TEXT FOR ANALYSIS Block Start

Now that we’ve all taken our #BringBackOurGirls pictures, we can spend some time examining what the appalling tragedy in Nigeria, and the attention paid to it, explains about some 21st century realities. Doing so just might help other young women and communities, as well as our security. But first we might have to relinquish some tightly held ideas about who these girls are and what we can do for them.
Who are these girls of “ours”? They are Muslims who live in an area so poor, so neglected by Nigeria’s government and so bypassed by its oil wealth, that high school-level education is not common and not free. While these girls’ abduction made headlines, International Crisis Group reports that many boys and girls in the region must work as house servants or street hawkers to pay tuition for boarding school. Too many of the boys end up in street gangs. Too many of the girls end up sexually abused. Most fundamentally, if we represent them as “ours,” it is because they and their parents want something we have—high school education—so badly they are willing to risk their lives for it. But how would U.S. policy be different if they were really “our” children? How would policy be different if we spent the time it took to post a #BringBackOurGirls selfie on Facebook instead calling our members of Congress to tell them to pay the U.S. share of United Nations dues that fund girls’ education? To lift bans that prevent U.S. NGOs from counseling those girls about how not to get pregnant or deal with the result of a rape? To stop cutting funding for U.S. diplomats, in Nigeria and other places, who can tell Americans these children’s stories?

TEXT FOR ANALYSIS Block End
DATA Block Start

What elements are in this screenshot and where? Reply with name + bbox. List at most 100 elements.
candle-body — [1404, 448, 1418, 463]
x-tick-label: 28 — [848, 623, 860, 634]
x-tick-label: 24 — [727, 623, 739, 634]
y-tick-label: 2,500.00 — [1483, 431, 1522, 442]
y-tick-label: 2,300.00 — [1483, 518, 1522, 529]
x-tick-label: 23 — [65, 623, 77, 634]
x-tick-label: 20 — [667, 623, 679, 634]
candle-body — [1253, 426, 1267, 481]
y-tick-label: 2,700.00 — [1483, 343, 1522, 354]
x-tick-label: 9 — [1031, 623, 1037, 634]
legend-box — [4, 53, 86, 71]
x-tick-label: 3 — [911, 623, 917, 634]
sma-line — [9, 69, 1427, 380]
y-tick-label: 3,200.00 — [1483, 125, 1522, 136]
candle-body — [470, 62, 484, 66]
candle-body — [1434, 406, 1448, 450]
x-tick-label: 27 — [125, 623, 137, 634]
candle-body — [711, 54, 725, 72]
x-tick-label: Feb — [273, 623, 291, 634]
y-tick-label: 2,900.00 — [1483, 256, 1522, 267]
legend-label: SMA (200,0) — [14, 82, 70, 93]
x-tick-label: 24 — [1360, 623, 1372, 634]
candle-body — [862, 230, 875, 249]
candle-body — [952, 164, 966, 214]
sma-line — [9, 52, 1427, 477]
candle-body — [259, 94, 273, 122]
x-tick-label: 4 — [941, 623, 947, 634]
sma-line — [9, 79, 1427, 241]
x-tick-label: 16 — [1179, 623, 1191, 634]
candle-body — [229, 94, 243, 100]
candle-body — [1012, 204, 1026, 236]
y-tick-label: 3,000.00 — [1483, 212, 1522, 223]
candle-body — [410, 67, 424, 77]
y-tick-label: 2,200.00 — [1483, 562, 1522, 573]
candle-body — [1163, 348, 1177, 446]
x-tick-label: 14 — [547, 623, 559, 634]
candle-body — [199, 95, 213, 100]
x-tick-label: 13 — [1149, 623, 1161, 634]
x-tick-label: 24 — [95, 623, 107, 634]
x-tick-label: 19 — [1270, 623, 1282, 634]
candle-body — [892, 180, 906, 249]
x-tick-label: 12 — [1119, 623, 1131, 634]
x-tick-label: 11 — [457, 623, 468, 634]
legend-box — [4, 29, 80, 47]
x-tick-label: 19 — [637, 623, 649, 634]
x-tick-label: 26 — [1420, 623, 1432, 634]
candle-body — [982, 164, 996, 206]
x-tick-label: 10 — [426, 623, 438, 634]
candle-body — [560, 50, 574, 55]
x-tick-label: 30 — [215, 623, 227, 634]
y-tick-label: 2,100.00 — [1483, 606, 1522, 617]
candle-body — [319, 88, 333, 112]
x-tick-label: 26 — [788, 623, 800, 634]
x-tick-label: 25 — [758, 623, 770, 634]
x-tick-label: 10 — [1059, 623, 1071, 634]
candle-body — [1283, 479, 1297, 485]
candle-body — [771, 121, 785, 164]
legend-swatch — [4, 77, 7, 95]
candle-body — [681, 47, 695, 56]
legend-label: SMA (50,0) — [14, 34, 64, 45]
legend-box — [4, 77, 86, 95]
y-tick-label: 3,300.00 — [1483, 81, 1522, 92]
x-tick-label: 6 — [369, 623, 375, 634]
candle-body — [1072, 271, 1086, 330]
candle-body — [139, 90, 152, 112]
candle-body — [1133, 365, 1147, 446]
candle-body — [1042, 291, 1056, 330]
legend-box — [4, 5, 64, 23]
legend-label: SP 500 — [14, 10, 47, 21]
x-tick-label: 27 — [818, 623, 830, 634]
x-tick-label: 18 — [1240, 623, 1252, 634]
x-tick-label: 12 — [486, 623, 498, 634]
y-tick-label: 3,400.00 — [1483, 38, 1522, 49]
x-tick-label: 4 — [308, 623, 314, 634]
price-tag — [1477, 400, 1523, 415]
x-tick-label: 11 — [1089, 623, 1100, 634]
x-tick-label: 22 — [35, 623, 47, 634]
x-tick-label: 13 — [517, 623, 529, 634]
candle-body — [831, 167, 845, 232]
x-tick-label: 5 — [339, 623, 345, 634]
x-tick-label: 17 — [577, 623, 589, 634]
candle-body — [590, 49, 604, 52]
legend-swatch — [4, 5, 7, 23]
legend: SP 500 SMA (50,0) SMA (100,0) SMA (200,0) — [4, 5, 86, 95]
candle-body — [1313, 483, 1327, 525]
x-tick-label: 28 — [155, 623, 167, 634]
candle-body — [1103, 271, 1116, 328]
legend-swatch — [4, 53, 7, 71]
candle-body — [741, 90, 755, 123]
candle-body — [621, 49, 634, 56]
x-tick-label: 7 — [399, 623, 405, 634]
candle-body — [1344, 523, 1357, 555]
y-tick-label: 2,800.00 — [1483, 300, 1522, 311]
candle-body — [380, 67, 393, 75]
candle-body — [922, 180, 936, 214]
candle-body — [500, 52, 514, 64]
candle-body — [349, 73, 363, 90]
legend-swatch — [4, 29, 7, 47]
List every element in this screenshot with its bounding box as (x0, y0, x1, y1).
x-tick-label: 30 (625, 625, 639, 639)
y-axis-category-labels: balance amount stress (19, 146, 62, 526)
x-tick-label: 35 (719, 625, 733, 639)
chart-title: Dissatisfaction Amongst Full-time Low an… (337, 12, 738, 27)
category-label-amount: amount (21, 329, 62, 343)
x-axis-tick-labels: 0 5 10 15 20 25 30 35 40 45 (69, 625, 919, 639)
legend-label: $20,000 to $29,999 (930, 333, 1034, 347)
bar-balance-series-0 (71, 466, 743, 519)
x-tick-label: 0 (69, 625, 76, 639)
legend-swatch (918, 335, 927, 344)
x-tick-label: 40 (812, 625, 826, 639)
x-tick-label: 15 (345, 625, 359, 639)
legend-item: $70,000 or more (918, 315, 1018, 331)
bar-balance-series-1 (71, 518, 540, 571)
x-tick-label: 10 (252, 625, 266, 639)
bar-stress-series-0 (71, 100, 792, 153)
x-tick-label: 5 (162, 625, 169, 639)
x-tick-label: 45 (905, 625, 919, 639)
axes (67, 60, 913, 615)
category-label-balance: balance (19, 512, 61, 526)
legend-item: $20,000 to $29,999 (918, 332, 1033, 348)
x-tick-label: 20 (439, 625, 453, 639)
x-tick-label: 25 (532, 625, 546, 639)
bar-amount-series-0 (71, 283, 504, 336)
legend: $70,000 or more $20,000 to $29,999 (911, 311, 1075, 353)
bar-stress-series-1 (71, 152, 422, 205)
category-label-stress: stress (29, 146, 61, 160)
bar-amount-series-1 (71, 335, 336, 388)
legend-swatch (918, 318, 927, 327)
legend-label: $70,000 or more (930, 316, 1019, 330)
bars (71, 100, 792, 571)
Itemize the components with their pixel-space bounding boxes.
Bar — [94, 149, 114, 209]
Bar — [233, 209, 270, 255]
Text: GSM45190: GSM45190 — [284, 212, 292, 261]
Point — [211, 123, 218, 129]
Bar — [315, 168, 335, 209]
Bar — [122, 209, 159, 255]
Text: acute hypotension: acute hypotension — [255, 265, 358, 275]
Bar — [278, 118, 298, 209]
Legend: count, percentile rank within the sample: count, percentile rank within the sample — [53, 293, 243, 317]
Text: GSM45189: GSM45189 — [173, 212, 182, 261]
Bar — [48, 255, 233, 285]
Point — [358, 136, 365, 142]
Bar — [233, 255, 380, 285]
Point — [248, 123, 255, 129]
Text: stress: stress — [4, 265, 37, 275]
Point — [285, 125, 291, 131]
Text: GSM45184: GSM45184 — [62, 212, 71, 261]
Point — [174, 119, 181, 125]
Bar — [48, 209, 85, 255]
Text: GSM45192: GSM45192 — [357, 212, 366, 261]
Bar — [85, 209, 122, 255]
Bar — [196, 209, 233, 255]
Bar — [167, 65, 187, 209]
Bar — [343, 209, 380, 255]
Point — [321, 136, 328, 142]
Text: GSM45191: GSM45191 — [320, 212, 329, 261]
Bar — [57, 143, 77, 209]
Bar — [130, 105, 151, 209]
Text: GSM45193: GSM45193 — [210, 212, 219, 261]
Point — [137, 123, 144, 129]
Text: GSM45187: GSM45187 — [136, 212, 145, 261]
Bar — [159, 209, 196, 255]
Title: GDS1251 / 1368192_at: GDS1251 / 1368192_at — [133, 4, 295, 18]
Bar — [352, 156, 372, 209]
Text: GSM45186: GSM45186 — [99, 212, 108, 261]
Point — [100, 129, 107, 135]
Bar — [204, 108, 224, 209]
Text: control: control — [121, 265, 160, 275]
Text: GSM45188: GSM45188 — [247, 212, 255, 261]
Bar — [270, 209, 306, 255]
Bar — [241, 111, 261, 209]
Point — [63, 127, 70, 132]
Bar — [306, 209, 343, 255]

DATA Block End

THE TASK:
Please decide whether each statement agrees with the text about the Nigeria abductions, answering yes or no and quoting the deciding words from it. 1. High school-level education is free in the area where the girls live. 2. International Crisis Group reports that many children in the region work as house servants or street hawkers to pay boarding school tuition. 3. The girls are Christians.

PROBLEM SOLUTION:
1. No: "high school-level education is not common and not free."
2. Yes: "International Crisis Group reports that many boys and girls in the region must work as house servants or street hawkers to pay tuition for boarding school."
3. No: "They are Muslims"